- [Data in this exercise]
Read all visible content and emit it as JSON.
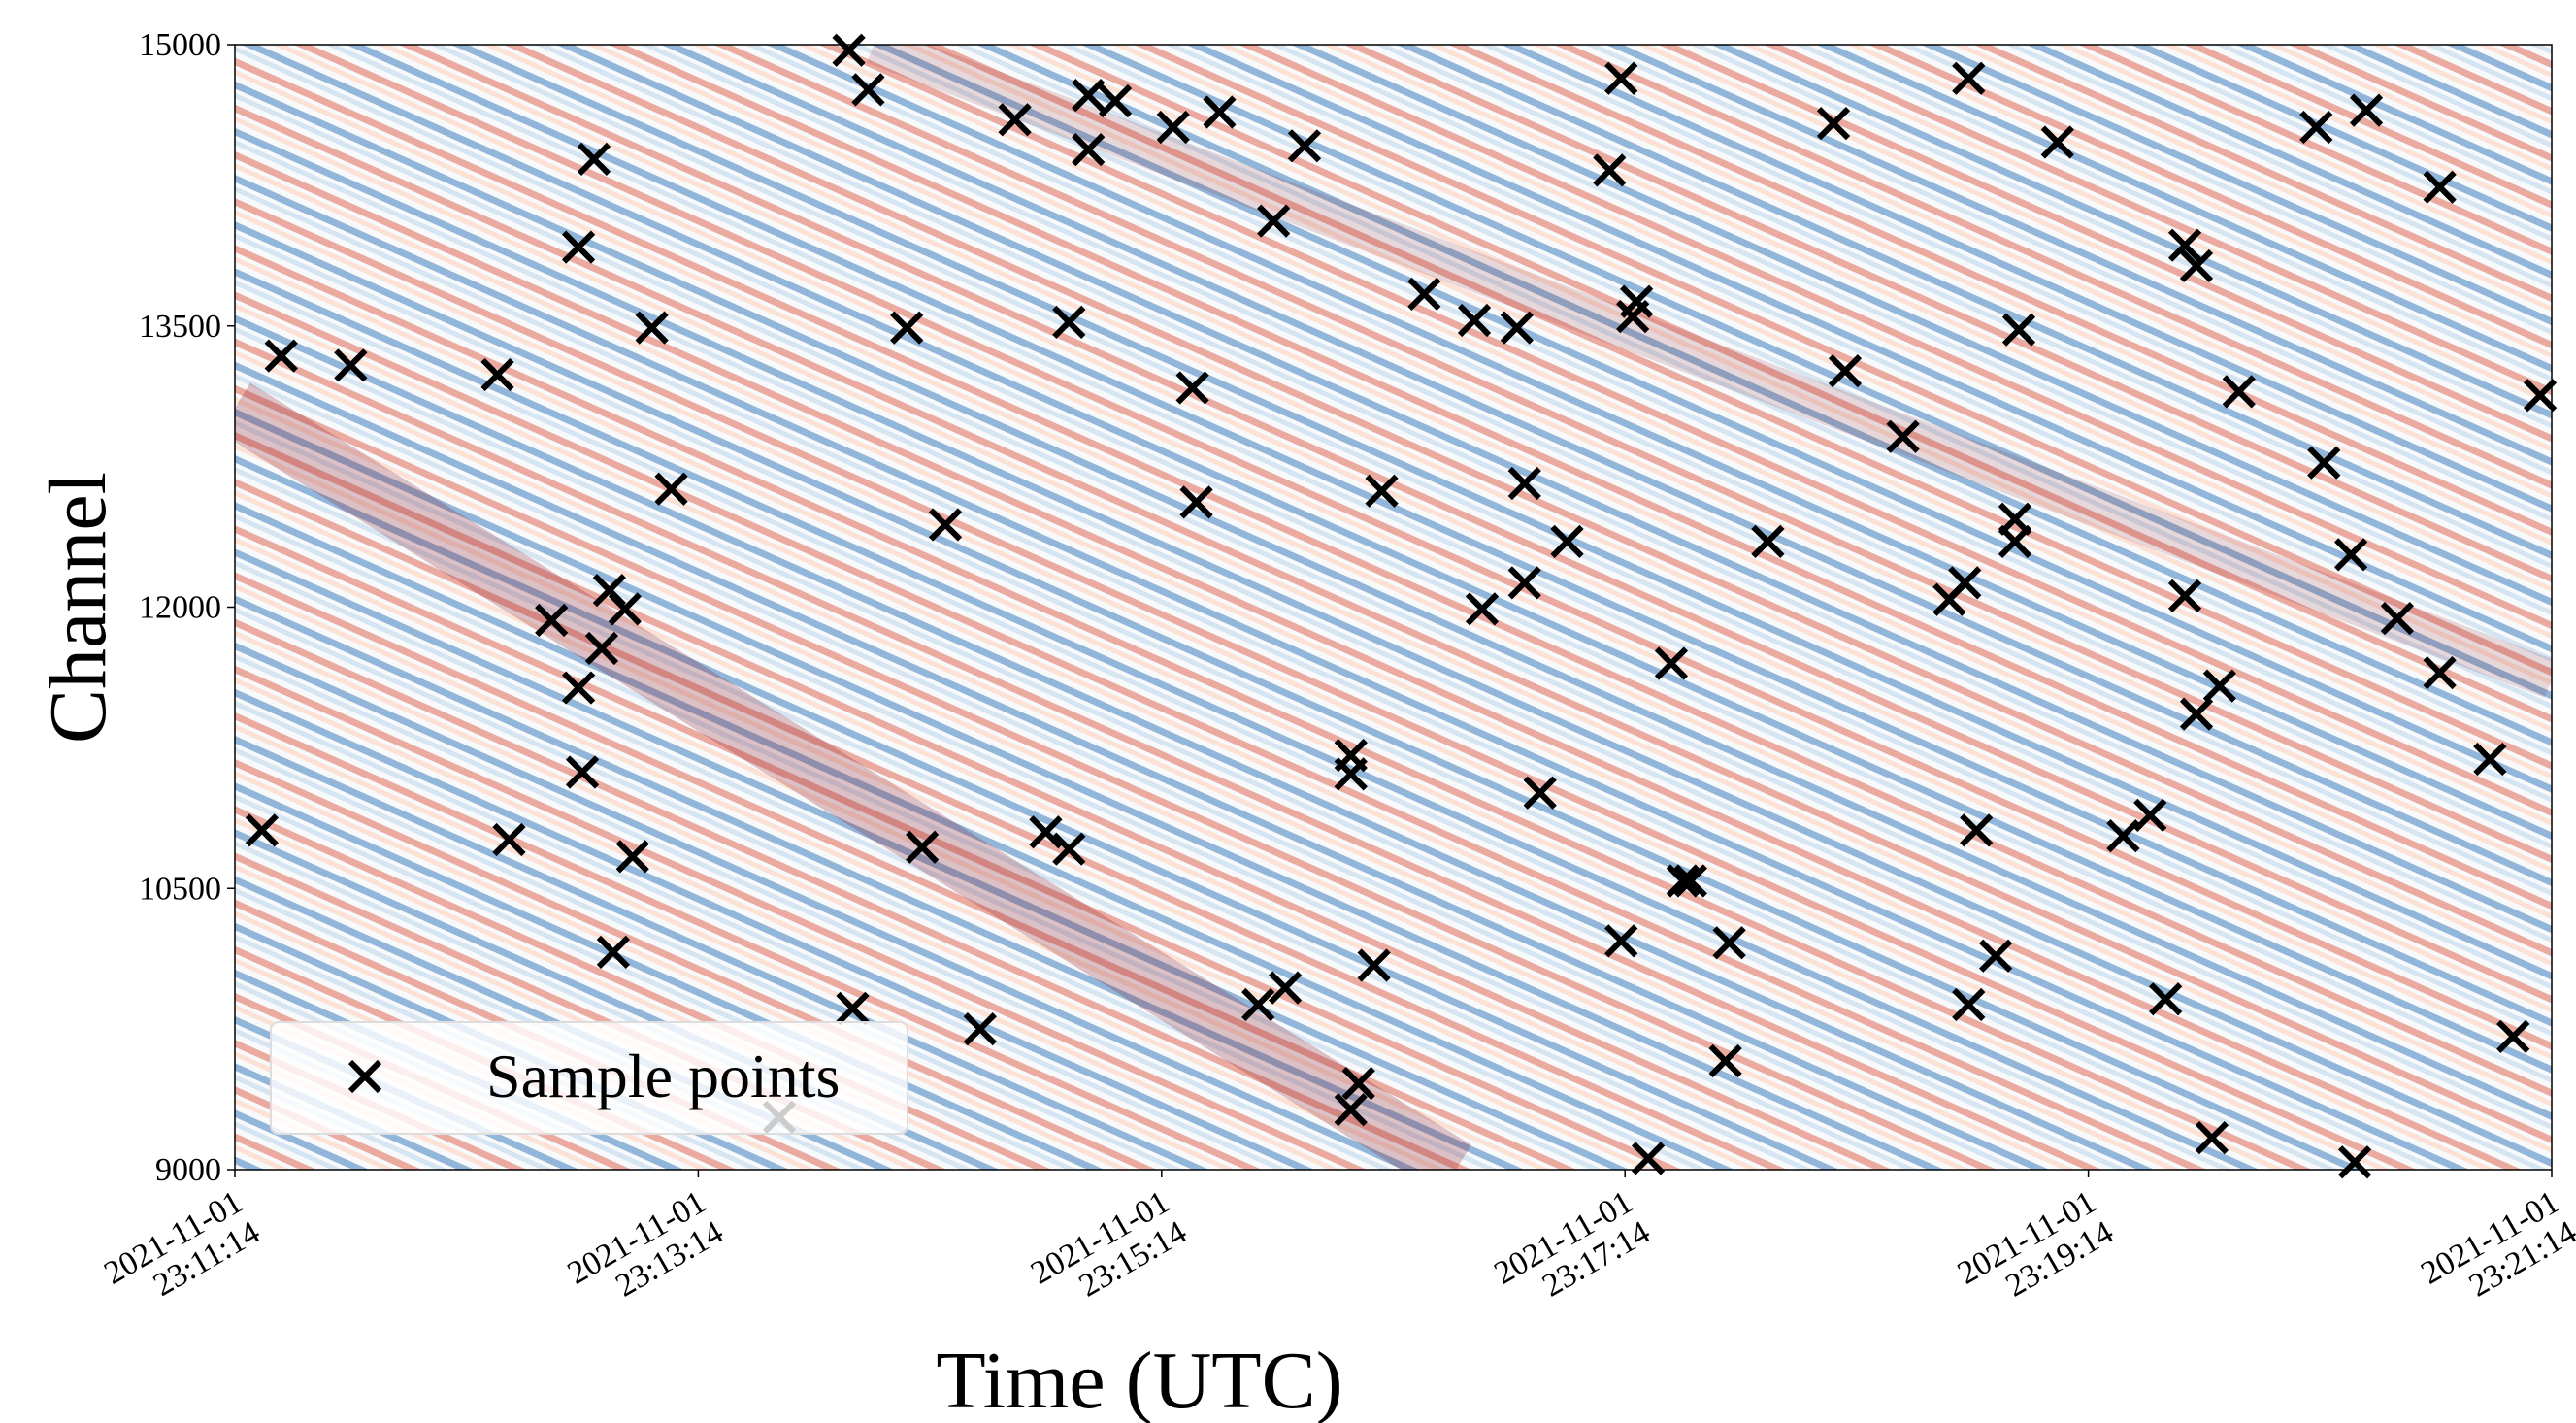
{
  "chart_data": {
    "type": "scatter",
    "xlabel": "Time (UTC)",
    "ylabel": "Channel",
    "xlim": [
      "2021-11-01 23:11:14",
      "2021-11-01 23:21:14"
    ],
    "xticks": [
      "2021-11-01 23:11:14",
      "2021-11-01 23:13:14",
      "2021-11-01 23:15:14",
      "2021-11-01 23:17:14",
      "2021-11-01 23:19:14",
      "2021-11-01 23:21:14"
    ],
    "ylim": [
      9000,
      15000
    ],
    "yticks": [
      9000,
      10500,
      12000,
      13500,
      15000
    ],
    "legend": "lower left",
    "x": [
      "2021-11-01 23:11:26",
      "2021-11-01 23:11:44",
      "2021-11-01 23:11:21",
      "2021-11-01 23:12:22",
      "2021-11-01 23:12:25",
      "2021-11-01 23:12:47",
      "2021-11-01 23:12:43",
      "2021-11-01 23:13:02",
      "2021-11-01 23:13:07",
      "2021-11-01 23:12:36",
      "2021-11-01 23:12:51",
      "2021-11-01 23:12:55",
      "2021-11-01 23:12:49",
      "2021-11-01 23:12:43",
      "2021-11-01 23:12:44",
      "2021-11-01 23:12:57",
      "2021-11-01 23:12:52",
      "2021-11-01 23:13:53",
      "2021-11-01 23:13:58",
      "2021-11-01 23:13:35",
      "2021-11-01 23:13:54",
      "2021-11-01 23:14:08",
      "2021-11-01 23:14:18",
      "2021-11-01 23:14:12",
      "2021-11-01 23:14:27",
      "2021-11-01 23:14:36",
      "2021-11-01 23:14:55",
      "2021-11-01 23:14:55",
      "2021-11-01 23:15:02",
      "2021-11-01 23:14:50",
      "2021-11-01 23:14:44",
      "2021-11-01 23:14:50",
      "2021-11-01 23:15:17",
      "2021-11-01 23:15:29",
      "2021-11-01 23:15:22",
      "2021-11-01 23:15:23",
      "2021-11-01 23:15:51",
      "2021-11-01 23:15:43",
      "2021-11-01 23:15:39",
      "2021-11-01 23:15:46",
      "2021-11-01 23:16:03",
      "2021-11-01 23:16:03",
      "2021-11-01 23:16:09",
      "2021-11-01 23:16:05",
      "2021-11-01 23:16:03",
      "2021-11-01 23:16:11",
      "2021-11-01 23:16:22",
      "2021-11-01 23:16:35",
      "2021-11-01 23:16:46",
      "2021-11-01 23:16:48",
      "2021-11-01 23:16:59",
      "2021-11-01 23:16:48",
      "2021-11-01 23:16:37",
      "2021-11-01 23:16:52",
      "2021-11-01 23:17:13",
      "2021-11-01 23:17:10",
      "2021-11-01 23:17:17",
      "2021-11-01 23:17:16",
      "2021-11-01 23:17:26",
      "2021-11-01 23:17:13",
      "2021-11-01 23:17:29",
      "2021-11-01 23:17:31",
      "2021-11-01 23:17:41",
      "2021-11-01 23:17:40",
      "2021-11-01 23:17:20",
      "2021-11-01 23:17:51",
      "2021-11-01 23:18:08",
      "2021-11-01 23:18:11",
      "2021-11-01 23:18:26",
      "2021-11-01 23:18:43",
      "2021-11-01 23:19:06",
      "2021-11-01 23:18:56",
      "2021-11-01 23:18:55",
      "2021-11-01 23:18:55",
      "2021-11-01 23:18:42",
      "2021-11-01 23:18:38",
      "2021-11-01 23:18:45",
      "2021-11-01 23:18:50",
      "2021-11-01 23:18:43",
      "2021-11-01 23:19:23",
      "2021-11-01 23:19:30",
      "2021-11-01 23:19:34",
      "2021-11-01 23:19:46",
      "2021-11-01 23:19:39",
      "2021-11-01 23:19:42",
      "2021-11-01 23:19:53",
      "2021-11-01 23:19:39",
      "2021-11-01 23:19:48",
      "2021-11-01 23:19:42",
      "2021-11-01 23:20:13",
      "2021-11-01 23:20:26",
      "2021-11-01 23:20:45",
      "2021-11-01 23:20:15",
      "2021-11-01 23:20:22",
      "2021-11-01 23:20:34",
      "2021-11-01 23:20:45",
      "2021-11-01 23:20:58",
      "2021-11-01 23:21:04",
      "2021-11-01 23:20:23",
      "2021-11-01 23:21:11"
    ],
    "series": [
      {
        "name": "Sample points",
        "color": "#000000",
        "values": [
          13340,
          13290,
          10810,
          13240,
          10760,
          14390,
          13920,
          13490,
          12630,
          11930,
          12090,
          11990,
          11780,
          11570,
          11120,
          10670,
          10160,
          14970,
          14760,
          9280,
          9860,
          13490,
          12440,
          10720,
          9750,
          14600,
          14440,
          14730,
          14700,
          13520,
          10800,
          10710,
          14560,
          14640,
          13170,
          12560,
          14460,
          14060,
          9880,
          9970,
          11210,
          11110,
          10090,
          9460,
          9320,
          12620,
          13670,
          13530,
          13490,
          12660,
          12350,
          12130,
          11990,
          11010,
          14820,
          14330,
          13630,
          13550,
          11700,
          10220,
          10540,
          10540,
          10210,
          9580,
          9060,
          12350,
          14580,
          13260,
          12910,
          14820,
          14480,
          13480,
          12470,
          12350,
          12130,
          12040,
          10810,
          10140,
          9880,
          10780,
          10890,
          9910,
          9170,
          13930,
          13820,
          13150,
          12060,
          11580,
          11430,
          14560,
          14650,
          14240,
          12770,
          12280,
          11940,
          11650,
          11190,
          9710,
          9040,
          13130
        ]
      }
    ]
  }
}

- [Directions] Without the pictures, write out all of the material exactly.

- [Solution]
Read all visible content and emit it as JSON.
{
  "chart_data": {
    "type": "scatter",
    "xlabel": "Time (UTC)",
    "ylabel": "Channel",
    "xlim": [
      "2021-11-01 23:11:14",
      "2021-11-01 23:21:14"
    ],
    "xticks": [
      "2021-11-01 23:11:14",
      "2021-11-01 23:13:14",
      "2021-11-01 23:15:14",
      "2021-11-01 23:17:14",
      "2021-11-01 23:19:14",
      "2021-11-01 23:21:14"
    ],
    "ylim": [
      9000,
      15000
    ],
    "yticks": [
      9000,
      10500,
      12000,
      13500,
      15000
    ],
    "legend": "lower left",
    "x": [
      "2021-11-01 23:11:26",
      "2021-11-01 23:11:44",
      "2021-11-01 23:11:21",
      "2021-11-01 23:12:22",
      "2021-11-01 23:12:25",
      "2021-11-01 23:12:47",
      "2021-11-01 23:12:43",
      "2021-11-01 23:13:02",
      "2021-11-01 23:13:07",
      "2021-11-01 23:12:36",
      "2021-11-01 23:12:51",
      "2021-11-01 23:12:55",
      "2021-11-01 23:12:49",
      "2021-11-01 23:12:43",
      "2021-11-01 23:12:44",
      "2021-11-01 23:12:57",
      "2021-11-01 23:12:52",
      "2021-11-01 23:13:53",
      "2021-11-01 23:13:58",
      "2021-11-01 23:13:35",
      "2021-11-01 23:13:54",
      "2021-11-01 23:14:08",
      "2021-11-01 23:14:18",
      "2021-11-01 23:14:12",
      "2021-11-01 23:14:27",
      "2021-11-01 23:14:36",
      "2021-11-01 23:14:55",
      "2021-11-01 23:14:55",
      "2021-11-01 23:15:02",
      "2021-11-01 23:14:50",
      "2021-11-01 23:14:44",
      "2021-11-01 23:14:50",
      "2021-11-01 23:15:17",
      "2021-11-01 23:15:29",
      "2021-11-01 23:15:22",
      "2021-11-01 23:15:23",
      "2021-11-01 23:15:51",
      "2021-11-01 23:15:43",
      "2021-11-01 23:15:39",
      "2021-11-01 23:15:46",
      "2021-11-01 23:16:03",
      "2021-11-01 23:16:03",
      "2021-11-01 23:16:09",
      "2021-11-01 23:16:05",
      "2021-11-01 23:16:03",
      "2021-11-01 23:16:11",
      "2021-11-01 23:16:22",
      "2021-11-01 23:16:35",
      "2021-11-01 23:16:46",
      "2021-11-01 23:16:48",
      "2021-11-01 23:16:59",
      "2021-11-01 23:16:48",
      "2021-11-01 23:16:37",
      "2021-11-01 23:16:52",
      "2021-11-01 23:17:13",
      "2021-11-01 23:17:10",
      "2021-11-01 23:17:17",
      "2021-11-01 23:17:16",
      "2021-11-01 23:17:26",
      "2021-11-01 23:17:13",
      "2021-11-01 23:17:29",
      "2021-11-01 23:17:31",
      "2021-11-01 23:17:41",
      "2021-11-01 23:17:40",
      "2021-11-01 23:17:20",
      "2021-11-01 23:17:51",
      "2021-11-01 23:18:08",
      "2021-11-01 23:18:11",
      "2021-11-01 23:18:26",
      "2021-11-01 23:18:43",
      "2021-11-01 23:19:06",
      "2021-11-01 23:18:56",
      "2021-11-01 23:18:55",
      "2021-11-01 23:18:55",
      "2021-11-01 23:18:42",
      "2021-11-01 23:18:38",
      "2021-11-01 23:18:45",
      "2021-11-01 23:18:50",
      "2021-11-01 23:18:43",
      "2021-11-01 23:19:23",
      "2021-11-01 23:19:30",
      "2021-11-01 23:19:34",
      "2021-11-01 23:19:46",
      "2021-11-01 23:19:39",
      "2021-11-01 23:19:42",
      "2021-11-01 23:19:53",
      "2021-11-01 23:19:39",
      "2021-11-01 23:19:48",
      "2021-11-01 23:19:42",
      "2021-11-01 23:20:13",
      "2021-11-01 23:20:26",
      "2021-11-01 23:20:45",
      "2021-11-01 23:20:15",
      "2021-11-01 23:20:22",
      "2021-11-01 23:20:34",
      "2021-11-01 23:20:45",
      "2021-11-01 23:20:58",
      "2021-11-01 23:21:04",
      "2021-11-01 23:20:23",
      "2021-11-01 23:21:11"
    ],
    "series": [
      {
        "name": "Sample points",
        "color": "#000000",
        "values": [
          13340,
          13290,
          10810,
          13240,
          10760,
          14390,
          13920,
          13490,
          12630,
          11930,
          12090,
          11990,
          11780,
          11570,
          11120,
          10670,
          10160,
          14970,
          14760,
          9280,
          9860,
          13490,
          12440,
          10720,
          9750,
          14600,
          14440,
          14730,
          14700,
          13520,
          10800,
          10710,
          14560,
          14640,
          13170,
          12560,
          14460,
          14060,
          9880,
          9970,
          11210,
          11110,
          10090,
          9460,
          9320,
          12620,
          13670,
          13530,
          13490,
          12660,
          12350,
          12130,
          11990,
          11010,
          14820,
          14330,
          13630,
          13550,
          11700,
          10220,
          10540,
          10540,
          10210,
          9580,
          9060,
          12350,
          14580,
          13260,
          12910,
          14820,
          14480,
          13480,
          12470,
          12350,
          12130,
          12040,
          10810,
          10140,
          9880,
          10780,
          10890,
          9910,
          9170,
          13930,
          13820,
          13150,
          12060,
          11580,
          11430,
          14560,
          14650,
          14240,
          12770,
          12280,
          11940,
          11650,
          11190,
          9710,
          9040,
          13130
        ]
      }
    ]
  }
}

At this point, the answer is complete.